-- BEGIN PROVIDED TEXT --

Well why “Gordon” ? As a Batman fan, I chose the commissioner James Gordon, a friend and reliable informant of the Dark Knight 🦇 🕵
On April 2021, Gordon became CyberGordon to better reflect its function.
When I built CyberGordon, I tried to follow several rules:
- Simple: get results after pasting observable(s)
Neither I or my entourage would use a tool that has an extremely complex GUI or that requires sophisticated information for submission. The aim is to copy/paste one or more observables even if they are in a messy format (listed, quoted or in CSV format) submit on a unique form and get a readable summary. I’m still working on improving this last point.
- Scalable: add easily new sources
Scalability often referred to the ability to manage automatically the capacity depending on the user’s demand. My intention was humble: I wanted an evolving system where I can add, or update, easily a source (called engine) without impacting the existing ones and without adding delay during processing of the user’s observable submission.
- Almost free: use adapted and cost-effective services
For my first tool on AWS and as a non-profit service, the cost was of course the most important criteria. All major cloud service providers offer free tiers use for few of their main services for a duration of one year (sometimes less) or for life. I spent some time looking for simple and almost free AWS services before building a draft.
- Serverless: minimal maintenance
It started as a challenge: being a relatively simple tool, I tried to avoid managing a Linux server, even though if I loved managing Debian servers previously… I wanted to test functions (containers of code), where you only manage the code, while the underlying layers (runtime, OS, hardware) are managed by AWS. Of course, code maintenance has to be done at least for each runtime update (Python 3.8 to Python 3.9 for example).

-- END PROVIDED TEXT --

= WRITTEN TASK 1 =
Duplicate the listing lines from its first line through the line that contains "category-label: качеством проведения", inclusive.
The text and the listings have nothing to do with each other.

-- BEGIN INPUT ROWS --

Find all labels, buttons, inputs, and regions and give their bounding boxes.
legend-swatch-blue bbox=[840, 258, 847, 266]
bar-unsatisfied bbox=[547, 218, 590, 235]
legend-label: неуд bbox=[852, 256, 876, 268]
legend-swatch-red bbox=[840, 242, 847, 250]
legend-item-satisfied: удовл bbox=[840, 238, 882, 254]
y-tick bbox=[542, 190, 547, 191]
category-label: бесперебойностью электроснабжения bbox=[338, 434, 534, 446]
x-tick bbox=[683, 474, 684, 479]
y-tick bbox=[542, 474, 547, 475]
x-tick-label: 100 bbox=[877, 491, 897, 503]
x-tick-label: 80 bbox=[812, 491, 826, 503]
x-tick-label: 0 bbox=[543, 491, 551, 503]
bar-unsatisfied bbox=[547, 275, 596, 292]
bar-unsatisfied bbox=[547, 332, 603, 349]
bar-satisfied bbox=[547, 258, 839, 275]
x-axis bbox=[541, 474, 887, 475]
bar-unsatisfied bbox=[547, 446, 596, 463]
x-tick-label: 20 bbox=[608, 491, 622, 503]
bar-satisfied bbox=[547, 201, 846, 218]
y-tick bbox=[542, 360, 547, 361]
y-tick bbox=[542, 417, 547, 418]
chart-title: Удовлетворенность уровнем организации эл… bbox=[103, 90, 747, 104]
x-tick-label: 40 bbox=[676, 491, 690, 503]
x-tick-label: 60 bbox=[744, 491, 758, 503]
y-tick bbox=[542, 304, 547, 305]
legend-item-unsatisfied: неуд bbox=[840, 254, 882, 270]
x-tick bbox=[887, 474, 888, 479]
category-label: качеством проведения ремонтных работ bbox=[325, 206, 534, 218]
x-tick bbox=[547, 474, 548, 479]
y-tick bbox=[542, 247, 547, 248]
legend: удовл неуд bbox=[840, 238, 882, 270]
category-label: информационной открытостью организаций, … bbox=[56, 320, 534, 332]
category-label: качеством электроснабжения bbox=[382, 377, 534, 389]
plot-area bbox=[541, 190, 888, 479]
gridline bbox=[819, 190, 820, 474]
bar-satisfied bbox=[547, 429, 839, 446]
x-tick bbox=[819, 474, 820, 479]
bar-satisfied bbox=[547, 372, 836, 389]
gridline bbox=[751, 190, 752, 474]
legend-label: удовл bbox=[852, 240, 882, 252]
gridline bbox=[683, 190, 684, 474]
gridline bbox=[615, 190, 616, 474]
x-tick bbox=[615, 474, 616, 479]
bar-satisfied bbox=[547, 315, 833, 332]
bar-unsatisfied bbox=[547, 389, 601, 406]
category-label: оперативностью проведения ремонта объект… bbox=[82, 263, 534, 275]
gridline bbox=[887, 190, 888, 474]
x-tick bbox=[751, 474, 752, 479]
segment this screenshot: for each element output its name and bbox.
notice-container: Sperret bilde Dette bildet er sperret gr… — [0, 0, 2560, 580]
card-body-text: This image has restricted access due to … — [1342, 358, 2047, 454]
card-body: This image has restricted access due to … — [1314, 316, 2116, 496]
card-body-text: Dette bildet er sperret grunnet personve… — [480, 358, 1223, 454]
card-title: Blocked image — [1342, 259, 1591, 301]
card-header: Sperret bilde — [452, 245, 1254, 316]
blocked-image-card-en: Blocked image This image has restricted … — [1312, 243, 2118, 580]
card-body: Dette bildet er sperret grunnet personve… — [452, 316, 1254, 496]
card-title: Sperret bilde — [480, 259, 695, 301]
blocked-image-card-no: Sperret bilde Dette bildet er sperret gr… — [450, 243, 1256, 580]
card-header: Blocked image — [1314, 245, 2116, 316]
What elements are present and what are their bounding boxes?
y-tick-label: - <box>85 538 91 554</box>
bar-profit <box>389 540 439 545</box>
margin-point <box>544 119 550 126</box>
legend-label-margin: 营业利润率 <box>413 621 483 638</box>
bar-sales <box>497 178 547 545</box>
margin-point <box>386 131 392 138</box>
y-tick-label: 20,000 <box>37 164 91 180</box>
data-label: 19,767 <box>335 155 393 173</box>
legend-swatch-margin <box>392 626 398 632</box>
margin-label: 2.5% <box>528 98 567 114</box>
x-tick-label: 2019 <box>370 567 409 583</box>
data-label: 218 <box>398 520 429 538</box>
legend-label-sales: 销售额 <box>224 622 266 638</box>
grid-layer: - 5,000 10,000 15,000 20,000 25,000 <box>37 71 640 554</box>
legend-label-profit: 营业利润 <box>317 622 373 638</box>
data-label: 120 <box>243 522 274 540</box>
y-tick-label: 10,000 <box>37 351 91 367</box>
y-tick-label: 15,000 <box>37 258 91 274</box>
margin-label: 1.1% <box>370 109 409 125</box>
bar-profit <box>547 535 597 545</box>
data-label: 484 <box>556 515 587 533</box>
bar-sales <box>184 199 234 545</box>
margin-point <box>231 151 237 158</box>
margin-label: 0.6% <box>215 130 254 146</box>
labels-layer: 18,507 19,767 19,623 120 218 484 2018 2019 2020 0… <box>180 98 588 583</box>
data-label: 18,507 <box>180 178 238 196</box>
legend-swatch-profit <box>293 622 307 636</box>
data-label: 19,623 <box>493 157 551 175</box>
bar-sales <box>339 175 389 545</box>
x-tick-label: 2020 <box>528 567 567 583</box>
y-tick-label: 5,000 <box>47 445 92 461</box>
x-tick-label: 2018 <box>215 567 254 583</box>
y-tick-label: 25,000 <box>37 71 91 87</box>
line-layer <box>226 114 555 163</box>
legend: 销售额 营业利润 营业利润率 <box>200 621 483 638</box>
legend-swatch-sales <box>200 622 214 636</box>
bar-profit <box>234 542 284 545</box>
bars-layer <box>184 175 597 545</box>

-- END INPUT ROWS --

= WRITTEN TASK 2 =
Set down, word for word, the part of the CyberGordon text between "Neither I or" and "user’s observable submission.", inclusive.

= TASK SOLUTION 1 =
Find all labels, buttons, inputs, and regions and give their bounding boxes.
legend-swatch-blue bbox=[840, 258, 847, 266]
bar-unsatisfied bbox=[547, 218, 590, 235]
legend-label: неуд bbox=[852, 256, 876, 268]
legend-swatch-red bbox=[840, 242, 847, 250]
legend-item-satisfied: удовл bbox=[840, 238, 882, 254]
y-tick bbox=[542, 190, 547, 191]
category-label: бесперебойностью электроснабжения bbox=[338, 434, 534, 446]
x-tick bbox=[683, 474, 684, 479]
y-tick bbox=[542, 474, 547, 475]
x-tick-label: 100 bbox=[877, 491, 897, 503]
x-tick-label: 80 bbox=[812, 491, 826, 503]
x-tick-label: 0 bbox=[543, 491, 551, 503]
bar-unsatisfied bbox=[547, 275, 596, 292]
bar-unsatisfied bbox=[547, 332, 603, 349]
bar-satisfied bbox=[547, 258, 839, 275]
x-axis bbox=[541, 474, 887, 475]
bar-unsatisfied bbox=[547, 446, 596, 463]
x-tick-label: 20 bbox=[608, 491, 622, 503]
bar-satisfied bbox=[547, 201, 846, 218]
y-tick bbox=[542, 360, 547, 361]
y-tick bbox=[542, 417, 547, 418]
chart-title: Удовлетворенность уровнем организации эл… bbox=[103, 90, 747, 104]
x-tick-label: 40 bbox=[676, 491, 690, 503]
x-tick-label: 60 bbox=[744, 491, 758, 503]
y-tick bbox=[542, 304, 547, 305]
legend-item-unsatisfied: неуд bbox=[840, 254, 882, 270]
x-tick bbox=[887, 474, 888, 479]
category-label: качеством проведения ремонтных работ bbox=[325, 206, 534, 218]

= TASK SOLUTION 2 =
Neither I or my entourage would use a tool that has an extremely complex GUI or that requires sophisticated information for submission. The aim is to copy/paste one or more observables even if they are in a messy format (listed, quoted or in CSV format) submit on a unique form and get a readable summary. I’m still working on improving this last point.
- Scalable: add easily new sources
Scalability often referred to the ability to manage automatically the capacity depending on the user’s demand. My intention was humble: I wanted an evolving system where I can add, or update, easily a source (called engine) without impacting the existing ones and without adding delay during processing of the user’s observable submission.